*Exercise aim*
Below are records. Copy every line with "JSON" in it.

*Listing*
********************
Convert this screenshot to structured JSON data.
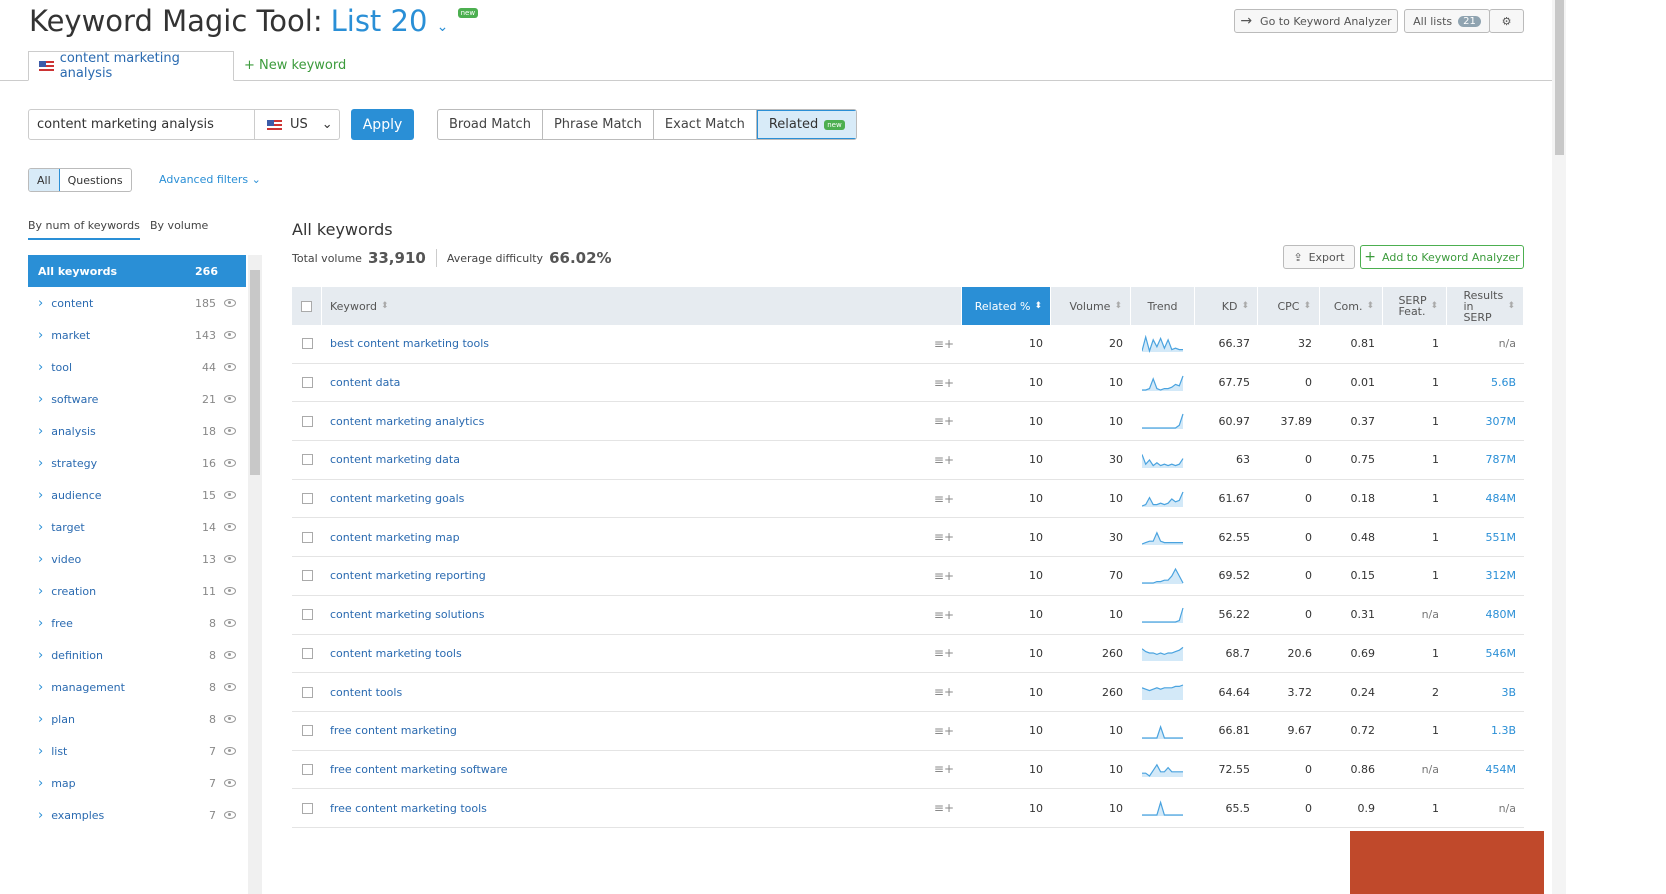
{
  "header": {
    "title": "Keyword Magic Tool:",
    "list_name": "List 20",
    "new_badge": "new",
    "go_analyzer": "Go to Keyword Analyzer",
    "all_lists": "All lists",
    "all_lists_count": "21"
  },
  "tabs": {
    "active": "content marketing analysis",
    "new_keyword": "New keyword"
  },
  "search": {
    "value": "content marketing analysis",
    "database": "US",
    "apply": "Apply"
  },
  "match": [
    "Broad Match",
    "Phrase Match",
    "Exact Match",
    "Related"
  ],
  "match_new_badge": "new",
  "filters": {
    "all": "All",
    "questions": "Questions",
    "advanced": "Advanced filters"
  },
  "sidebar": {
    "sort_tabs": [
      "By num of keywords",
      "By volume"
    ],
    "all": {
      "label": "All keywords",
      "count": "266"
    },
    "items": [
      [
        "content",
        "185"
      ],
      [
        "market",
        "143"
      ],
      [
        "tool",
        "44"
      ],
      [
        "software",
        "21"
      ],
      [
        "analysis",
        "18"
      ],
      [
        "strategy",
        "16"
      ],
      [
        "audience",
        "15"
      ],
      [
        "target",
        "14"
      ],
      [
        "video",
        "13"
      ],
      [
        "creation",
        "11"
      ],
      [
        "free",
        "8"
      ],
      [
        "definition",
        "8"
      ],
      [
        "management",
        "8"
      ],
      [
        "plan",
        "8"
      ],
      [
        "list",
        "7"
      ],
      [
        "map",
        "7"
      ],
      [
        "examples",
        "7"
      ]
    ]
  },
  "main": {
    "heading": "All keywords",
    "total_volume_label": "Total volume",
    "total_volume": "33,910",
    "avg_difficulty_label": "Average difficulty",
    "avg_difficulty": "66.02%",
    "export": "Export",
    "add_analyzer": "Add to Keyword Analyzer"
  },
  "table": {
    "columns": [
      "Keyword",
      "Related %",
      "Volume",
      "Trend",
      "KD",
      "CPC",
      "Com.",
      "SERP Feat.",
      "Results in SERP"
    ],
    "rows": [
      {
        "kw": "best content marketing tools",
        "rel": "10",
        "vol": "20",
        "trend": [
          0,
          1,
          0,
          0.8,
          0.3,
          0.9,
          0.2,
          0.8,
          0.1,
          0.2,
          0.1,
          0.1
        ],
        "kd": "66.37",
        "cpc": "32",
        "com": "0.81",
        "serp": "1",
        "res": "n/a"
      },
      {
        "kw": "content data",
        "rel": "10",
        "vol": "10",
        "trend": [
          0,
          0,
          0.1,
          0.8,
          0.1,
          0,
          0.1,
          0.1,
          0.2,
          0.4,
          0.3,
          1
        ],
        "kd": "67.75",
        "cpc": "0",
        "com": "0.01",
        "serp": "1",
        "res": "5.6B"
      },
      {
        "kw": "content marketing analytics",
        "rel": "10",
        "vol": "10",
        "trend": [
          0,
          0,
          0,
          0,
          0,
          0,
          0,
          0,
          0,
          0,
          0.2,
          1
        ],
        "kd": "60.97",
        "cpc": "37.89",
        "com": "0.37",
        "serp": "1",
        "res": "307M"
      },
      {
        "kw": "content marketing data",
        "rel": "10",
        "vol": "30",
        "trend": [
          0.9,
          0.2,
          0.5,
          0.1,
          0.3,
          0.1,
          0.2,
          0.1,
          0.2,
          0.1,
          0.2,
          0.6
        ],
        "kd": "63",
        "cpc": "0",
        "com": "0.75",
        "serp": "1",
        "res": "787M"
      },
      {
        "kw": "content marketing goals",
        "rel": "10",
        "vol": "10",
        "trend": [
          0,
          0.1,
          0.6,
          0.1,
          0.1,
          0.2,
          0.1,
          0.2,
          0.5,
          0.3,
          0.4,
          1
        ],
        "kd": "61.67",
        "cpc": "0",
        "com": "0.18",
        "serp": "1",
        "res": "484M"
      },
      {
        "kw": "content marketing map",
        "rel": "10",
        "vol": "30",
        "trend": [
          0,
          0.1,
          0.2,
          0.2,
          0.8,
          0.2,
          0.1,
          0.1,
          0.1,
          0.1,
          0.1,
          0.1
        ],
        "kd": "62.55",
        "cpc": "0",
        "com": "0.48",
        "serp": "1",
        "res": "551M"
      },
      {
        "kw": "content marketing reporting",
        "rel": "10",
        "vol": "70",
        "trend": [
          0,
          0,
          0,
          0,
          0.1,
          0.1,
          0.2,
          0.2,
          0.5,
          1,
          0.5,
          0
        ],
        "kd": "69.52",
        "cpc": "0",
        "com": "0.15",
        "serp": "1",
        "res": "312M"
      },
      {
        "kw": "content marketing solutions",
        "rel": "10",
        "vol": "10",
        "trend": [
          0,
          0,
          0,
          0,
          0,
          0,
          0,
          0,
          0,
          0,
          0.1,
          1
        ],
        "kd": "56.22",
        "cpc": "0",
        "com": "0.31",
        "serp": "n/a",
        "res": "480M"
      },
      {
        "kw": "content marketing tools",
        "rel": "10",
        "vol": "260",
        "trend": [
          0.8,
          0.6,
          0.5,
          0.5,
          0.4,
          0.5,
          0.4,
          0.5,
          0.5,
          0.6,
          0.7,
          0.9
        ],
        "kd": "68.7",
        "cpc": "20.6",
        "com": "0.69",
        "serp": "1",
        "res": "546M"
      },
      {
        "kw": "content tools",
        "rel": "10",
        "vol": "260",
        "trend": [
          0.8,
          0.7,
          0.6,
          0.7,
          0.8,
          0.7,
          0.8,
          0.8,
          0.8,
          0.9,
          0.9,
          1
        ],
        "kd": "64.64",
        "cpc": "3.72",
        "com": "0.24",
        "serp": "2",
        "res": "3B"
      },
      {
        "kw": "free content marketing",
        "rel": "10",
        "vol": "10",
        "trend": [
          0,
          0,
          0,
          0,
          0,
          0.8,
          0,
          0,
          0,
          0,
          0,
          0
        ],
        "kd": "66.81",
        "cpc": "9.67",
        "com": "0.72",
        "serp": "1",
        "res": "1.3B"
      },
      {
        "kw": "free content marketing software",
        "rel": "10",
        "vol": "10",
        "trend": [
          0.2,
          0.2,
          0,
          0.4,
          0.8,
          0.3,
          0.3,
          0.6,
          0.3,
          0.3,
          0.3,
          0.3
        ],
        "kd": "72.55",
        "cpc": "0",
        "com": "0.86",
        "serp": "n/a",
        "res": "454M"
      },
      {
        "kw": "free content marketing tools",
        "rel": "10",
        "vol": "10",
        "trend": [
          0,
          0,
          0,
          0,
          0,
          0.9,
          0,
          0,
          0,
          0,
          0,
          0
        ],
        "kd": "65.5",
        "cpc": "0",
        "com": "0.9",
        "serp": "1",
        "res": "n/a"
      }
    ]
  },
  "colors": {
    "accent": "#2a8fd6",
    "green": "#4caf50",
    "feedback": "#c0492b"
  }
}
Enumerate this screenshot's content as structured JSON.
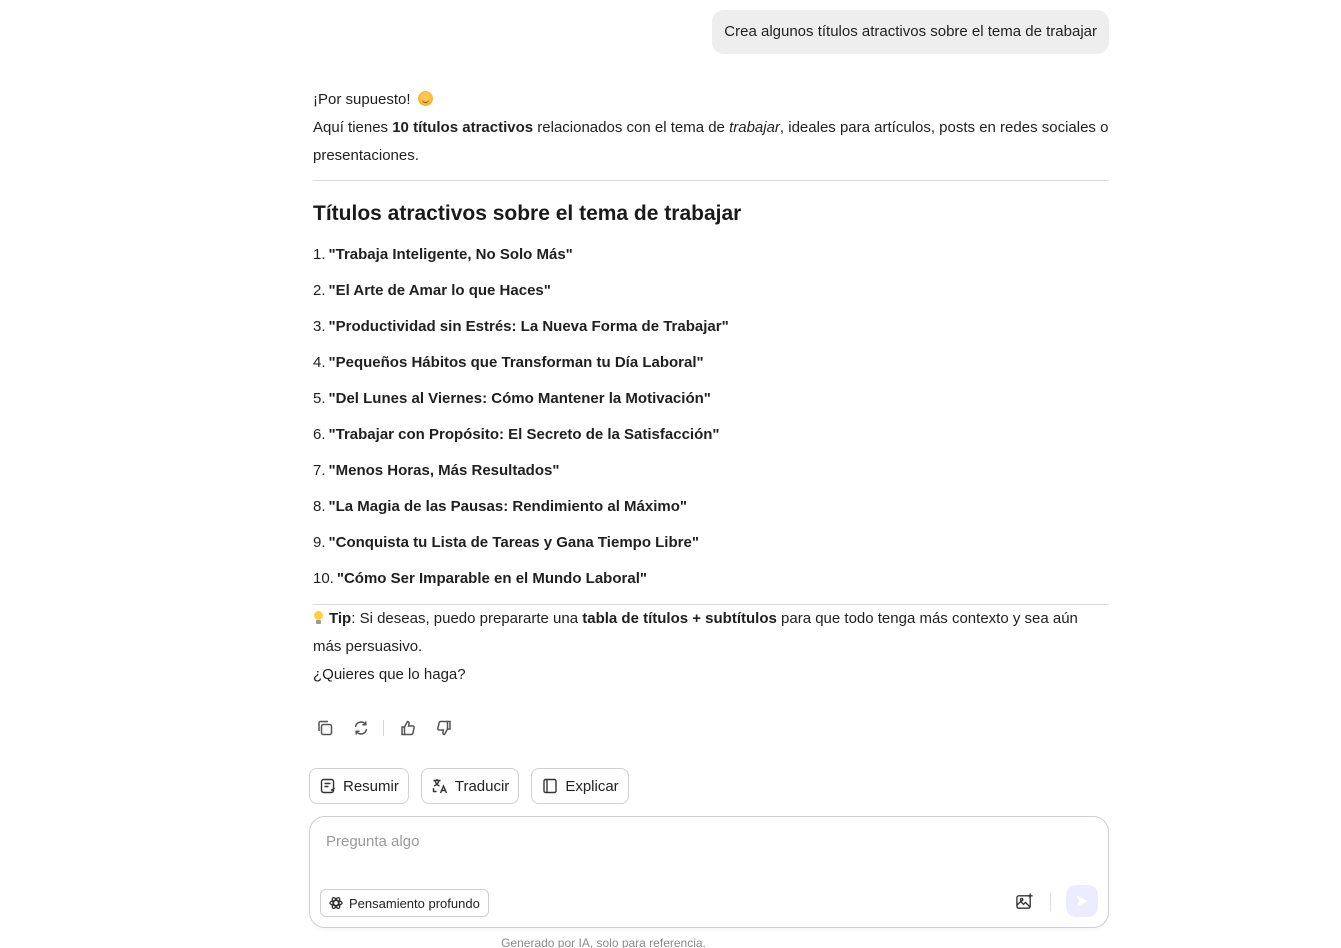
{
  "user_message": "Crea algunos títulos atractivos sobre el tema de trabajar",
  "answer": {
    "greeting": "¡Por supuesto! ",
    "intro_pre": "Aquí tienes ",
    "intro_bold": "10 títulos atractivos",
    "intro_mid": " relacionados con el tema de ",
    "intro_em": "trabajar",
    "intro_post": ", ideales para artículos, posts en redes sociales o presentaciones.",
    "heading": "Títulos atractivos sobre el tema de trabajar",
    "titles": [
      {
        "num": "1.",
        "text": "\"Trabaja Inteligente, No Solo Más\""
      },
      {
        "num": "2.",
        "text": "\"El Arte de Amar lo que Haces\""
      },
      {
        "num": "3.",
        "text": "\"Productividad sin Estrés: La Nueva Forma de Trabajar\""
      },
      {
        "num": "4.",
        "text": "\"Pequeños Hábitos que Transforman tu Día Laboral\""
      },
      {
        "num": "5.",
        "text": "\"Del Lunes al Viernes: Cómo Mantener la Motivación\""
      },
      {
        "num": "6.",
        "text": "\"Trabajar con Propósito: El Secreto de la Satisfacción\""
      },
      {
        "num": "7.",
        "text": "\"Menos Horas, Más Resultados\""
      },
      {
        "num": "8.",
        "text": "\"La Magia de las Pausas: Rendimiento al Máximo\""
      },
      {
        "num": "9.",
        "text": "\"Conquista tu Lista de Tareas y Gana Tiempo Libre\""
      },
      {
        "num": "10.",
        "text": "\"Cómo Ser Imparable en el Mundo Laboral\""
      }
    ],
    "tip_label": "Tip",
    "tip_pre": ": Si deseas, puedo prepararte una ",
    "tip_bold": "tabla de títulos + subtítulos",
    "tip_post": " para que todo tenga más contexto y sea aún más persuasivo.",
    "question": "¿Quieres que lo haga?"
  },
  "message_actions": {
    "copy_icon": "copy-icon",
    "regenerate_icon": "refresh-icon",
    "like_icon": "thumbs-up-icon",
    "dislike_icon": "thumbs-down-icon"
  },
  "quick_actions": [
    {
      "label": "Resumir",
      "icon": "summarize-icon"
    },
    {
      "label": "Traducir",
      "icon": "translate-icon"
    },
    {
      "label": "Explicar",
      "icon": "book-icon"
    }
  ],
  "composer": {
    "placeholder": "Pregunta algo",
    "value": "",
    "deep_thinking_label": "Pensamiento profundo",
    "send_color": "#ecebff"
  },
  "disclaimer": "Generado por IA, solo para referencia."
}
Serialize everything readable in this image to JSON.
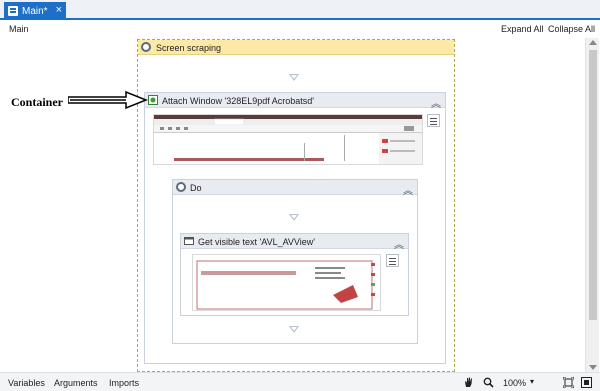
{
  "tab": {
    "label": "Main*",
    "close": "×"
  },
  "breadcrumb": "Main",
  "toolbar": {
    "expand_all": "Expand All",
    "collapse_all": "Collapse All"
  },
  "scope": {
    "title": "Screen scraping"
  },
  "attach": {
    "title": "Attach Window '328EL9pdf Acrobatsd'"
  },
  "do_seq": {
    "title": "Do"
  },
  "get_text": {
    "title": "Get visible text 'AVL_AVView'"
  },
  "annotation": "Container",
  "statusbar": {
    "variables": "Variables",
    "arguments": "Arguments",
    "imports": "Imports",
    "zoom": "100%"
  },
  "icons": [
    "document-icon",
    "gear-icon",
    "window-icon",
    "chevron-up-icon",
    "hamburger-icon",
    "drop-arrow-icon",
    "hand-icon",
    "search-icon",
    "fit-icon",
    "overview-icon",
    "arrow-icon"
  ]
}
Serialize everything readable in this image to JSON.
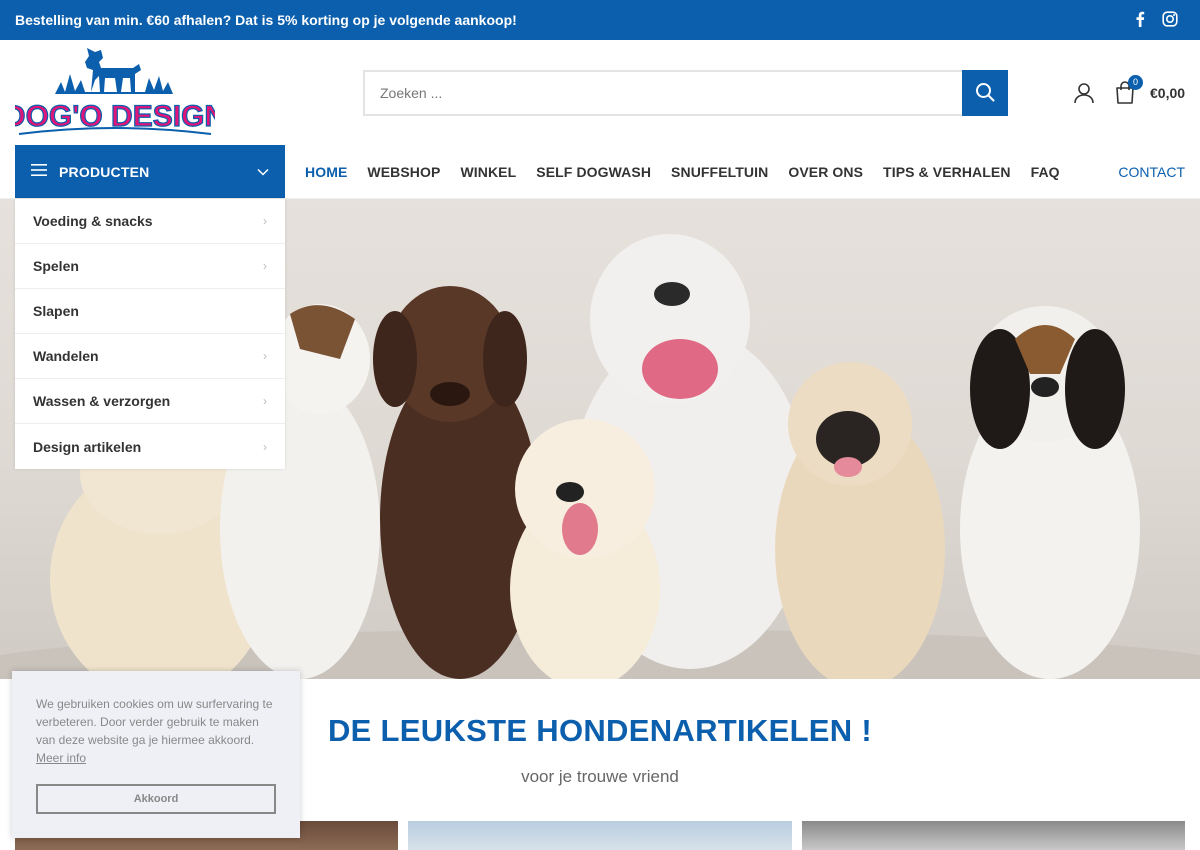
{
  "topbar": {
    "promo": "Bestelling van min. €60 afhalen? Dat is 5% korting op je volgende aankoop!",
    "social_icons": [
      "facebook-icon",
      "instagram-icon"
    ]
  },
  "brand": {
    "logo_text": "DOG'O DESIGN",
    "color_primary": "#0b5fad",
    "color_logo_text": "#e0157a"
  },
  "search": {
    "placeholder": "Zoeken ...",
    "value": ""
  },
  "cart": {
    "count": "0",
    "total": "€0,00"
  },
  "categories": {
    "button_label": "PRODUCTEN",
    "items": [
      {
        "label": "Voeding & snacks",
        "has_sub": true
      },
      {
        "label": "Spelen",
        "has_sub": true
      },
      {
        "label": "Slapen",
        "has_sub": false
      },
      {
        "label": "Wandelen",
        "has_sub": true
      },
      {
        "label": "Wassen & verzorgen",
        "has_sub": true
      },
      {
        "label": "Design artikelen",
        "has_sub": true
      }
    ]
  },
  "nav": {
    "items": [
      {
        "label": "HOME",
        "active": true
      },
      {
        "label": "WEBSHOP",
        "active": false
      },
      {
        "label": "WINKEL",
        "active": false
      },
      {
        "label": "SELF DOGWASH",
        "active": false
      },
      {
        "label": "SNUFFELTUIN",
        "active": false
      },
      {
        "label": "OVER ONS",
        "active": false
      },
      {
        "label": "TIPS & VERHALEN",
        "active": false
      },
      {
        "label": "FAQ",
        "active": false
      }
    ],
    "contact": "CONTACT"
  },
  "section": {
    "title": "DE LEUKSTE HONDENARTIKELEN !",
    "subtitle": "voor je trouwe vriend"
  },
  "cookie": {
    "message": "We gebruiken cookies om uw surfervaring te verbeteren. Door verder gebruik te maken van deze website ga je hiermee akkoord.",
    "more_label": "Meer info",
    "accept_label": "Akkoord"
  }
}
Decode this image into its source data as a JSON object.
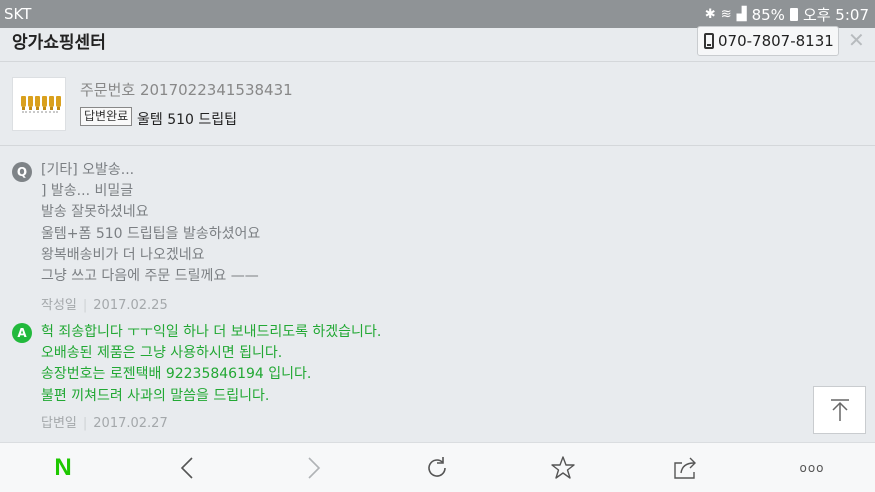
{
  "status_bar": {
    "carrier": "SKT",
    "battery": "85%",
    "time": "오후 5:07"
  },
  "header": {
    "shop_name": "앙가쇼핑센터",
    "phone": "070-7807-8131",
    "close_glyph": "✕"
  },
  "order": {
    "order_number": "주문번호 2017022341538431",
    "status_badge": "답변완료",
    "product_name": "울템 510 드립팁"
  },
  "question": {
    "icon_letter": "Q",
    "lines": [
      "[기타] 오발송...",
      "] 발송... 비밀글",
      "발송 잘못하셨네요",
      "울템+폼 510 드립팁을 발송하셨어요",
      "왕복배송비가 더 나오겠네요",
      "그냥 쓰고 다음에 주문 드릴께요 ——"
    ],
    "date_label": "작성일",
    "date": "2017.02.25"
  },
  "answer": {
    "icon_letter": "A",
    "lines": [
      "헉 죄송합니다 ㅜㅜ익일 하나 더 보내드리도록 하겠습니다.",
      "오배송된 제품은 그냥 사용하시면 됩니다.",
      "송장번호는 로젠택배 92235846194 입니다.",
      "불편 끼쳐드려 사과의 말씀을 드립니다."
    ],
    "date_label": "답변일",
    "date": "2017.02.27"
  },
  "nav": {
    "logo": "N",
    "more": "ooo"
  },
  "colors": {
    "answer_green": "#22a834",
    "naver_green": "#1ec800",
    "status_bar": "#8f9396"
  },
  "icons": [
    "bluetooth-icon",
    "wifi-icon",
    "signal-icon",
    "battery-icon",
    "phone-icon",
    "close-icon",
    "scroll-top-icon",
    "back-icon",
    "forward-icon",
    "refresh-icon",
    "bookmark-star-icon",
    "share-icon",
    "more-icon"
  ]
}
********************
*Written solution*
Convert this screenshot to structured JSON data.
Enumerate this screenshot's content as structured JSON.
Serialize everything readable in this image to JSON.
Serialize everything readable in this image to JSON.
Decode this image into its source data as a JSON object.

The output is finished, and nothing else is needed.